━━━━━ Input material

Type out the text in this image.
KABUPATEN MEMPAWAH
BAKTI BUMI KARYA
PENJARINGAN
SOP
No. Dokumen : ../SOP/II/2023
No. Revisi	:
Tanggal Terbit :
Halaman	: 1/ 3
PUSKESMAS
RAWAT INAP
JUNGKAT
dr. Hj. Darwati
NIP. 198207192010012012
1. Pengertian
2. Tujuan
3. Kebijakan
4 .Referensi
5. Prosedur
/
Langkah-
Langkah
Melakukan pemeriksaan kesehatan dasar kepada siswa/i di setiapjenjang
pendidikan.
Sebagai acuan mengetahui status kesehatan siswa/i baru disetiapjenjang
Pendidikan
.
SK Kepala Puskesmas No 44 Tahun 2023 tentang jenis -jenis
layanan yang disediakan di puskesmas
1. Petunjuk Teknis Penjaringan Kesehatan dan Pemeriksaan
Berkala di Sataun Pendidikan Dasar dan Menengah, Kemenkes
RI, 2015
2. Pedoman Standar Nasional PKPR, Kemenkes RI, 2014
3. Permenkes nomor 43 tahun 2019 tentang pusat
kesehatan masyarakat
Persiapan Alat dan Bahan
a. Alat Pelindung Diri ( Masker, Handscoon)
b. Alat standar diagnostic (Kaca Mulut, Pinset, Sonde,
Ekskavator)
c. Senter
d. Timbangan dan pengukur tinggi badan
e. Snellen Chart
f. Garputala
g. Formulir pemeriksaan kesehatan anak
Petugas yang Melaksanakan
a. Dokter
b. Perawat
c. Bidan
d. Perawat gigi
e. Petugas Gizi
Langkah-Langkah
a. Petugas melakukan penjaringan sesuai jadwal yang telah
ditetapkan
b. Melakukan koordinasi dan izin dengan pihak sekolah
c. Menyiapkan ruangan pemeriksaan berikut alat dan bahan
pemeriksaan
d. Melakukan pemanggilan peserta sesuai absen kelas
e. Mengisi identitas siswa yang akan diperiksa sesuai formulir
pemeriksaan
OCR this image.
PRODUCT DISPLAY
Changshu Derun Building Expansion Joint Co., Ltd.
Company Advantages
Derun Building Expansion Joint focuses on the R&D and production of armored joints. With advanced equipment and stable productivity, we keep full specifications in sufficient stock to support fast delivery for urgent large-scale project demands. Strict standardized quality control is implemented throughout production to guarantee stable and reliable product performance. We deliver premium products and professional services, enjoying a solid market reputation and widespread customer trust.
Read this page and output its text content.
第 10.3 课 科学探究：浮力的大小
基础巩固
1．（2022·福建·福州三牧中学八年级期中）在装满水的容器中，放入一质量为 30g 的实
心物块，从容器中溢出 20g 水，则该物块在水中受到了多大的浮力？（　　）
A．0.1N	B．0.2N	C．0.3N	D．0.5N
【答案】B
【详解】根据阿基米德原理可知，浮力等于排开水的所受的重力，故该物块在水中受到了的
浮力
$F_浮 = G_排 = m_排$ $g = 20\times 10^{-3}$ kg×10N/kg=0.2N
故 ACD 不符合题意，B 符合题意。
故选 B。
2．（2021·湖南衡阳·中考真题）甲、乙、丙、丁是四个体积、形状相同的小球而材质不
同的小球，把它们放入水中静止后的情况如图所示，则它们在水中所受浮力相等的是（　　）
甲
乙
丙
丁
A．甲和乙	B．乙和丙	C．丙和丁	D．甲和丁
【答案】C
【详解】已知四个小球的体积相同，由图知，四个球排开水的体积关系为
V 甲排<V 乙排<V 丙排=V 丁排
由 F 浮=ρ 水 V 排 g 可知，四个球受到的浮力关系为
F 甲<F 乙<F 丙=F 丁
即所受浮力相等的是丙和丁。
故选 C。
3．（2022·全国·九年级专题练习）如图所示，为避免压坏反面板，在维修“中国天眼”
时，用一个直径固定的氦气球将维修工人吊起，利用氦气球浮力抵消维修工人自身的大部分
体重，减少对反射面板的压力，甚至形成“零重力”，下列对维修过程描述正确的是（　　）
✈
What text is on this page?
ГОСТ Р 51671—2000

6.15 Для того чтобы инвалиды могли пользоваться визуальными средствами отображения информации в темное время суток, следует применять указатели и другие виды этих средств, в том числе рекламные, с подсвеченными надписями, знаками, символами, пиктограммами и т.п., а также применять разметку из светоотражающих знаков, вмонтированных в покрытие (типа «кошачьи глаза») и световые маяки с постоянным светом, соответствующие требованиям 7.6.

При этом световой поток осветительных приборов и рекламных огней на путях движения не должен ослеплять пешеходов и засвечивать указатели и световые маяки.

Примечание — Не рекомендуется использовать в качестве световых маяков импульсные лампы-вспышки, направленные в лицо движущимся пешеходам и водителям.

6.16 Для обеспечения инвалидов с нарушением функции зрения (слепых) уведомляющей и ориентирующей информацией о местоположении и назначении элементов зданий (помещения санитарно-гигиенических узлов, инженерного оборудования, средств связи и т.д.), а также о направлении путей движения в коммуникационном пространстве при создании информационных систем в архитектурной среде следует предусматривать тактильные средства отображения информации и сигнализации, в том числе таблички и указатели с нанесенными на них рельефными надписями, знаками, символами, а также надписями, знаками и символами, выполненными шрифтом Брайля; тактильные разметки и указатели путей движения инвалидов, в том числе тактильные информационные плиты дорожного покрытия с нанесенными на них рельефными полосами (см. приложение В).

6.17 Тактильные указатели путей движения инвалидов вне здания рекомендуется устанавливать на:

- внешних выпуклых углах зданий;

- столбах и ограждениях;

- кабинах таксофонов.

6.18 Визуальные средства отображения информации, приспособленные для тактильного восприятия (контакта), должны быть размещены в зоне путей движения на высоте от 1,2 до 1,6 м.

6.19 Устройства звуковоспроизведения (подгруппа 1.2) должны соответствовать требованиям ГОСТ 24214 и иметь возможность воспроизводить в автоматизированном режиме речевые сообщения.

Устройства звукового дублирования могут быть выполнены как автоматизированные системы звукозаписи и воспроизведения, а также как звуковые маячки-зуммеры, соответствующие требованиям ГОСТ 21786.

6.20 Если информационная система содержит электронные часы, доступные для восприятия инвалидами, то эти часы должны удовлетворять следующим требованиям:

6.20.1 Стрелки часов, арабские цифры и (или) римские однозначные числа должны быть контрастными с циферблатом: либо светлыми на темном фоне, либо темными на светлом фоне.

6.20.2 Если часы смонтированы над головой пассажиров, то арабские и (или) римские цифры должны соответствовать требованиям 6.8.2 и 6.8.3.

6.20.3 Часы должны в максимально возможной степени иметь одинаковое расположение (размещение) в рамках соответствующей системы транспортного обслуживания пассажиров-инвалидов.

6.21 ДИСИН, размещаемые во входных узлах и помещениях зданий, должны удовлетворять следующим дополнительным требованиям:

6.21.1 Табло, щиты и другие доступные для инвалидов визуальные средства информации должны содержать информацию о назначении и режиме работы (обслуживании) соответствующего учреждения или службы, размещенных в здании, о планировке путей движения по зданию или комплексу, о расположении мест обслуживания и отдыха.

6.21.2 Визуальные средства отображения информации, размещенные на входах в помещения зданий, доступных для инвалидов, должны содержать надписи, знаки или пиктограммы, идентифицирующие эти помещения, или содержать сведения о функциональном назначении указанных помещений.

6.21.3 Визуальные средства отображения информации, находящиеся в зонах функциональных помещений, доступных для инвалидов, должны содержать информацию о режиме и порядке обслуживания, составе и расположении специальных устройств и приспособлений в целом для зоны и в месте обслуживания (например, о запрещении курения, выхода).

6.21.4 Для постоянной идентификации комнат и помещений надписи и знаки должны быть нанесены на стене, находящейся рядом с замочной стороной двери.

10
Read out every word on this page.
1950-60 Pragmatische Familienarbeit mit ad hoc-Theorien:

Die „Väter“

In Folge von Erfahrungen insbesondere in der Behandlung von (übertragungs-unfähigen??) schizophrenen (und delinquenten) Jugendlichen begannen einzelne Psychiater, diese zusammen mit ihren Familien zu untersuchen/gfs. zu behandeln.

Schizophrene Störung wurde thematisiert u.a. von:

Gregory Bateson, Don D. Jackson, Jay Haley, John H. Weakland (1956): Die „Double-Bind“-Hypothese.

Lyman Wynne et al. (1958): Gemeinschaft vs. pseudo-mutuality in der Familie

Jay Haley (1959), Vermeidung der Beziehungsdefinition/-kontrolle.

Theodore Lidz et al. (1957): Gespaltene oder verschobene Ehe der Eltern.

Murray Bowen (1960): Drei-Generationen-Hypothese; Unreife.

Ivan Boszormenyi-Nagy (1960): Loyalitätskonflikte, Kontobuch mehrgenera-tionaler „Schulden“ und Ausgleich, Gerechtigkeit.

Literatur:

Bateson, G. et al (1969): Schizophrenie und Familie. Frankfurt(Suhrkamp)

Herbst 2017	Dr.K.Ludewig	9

━━━━━━━━━━

**The exercise**
Copy each line of the listing that contains the string "text".

**Answer to the task**
Type out the text in this image.
Read this page and output its text content.
What text is on this page?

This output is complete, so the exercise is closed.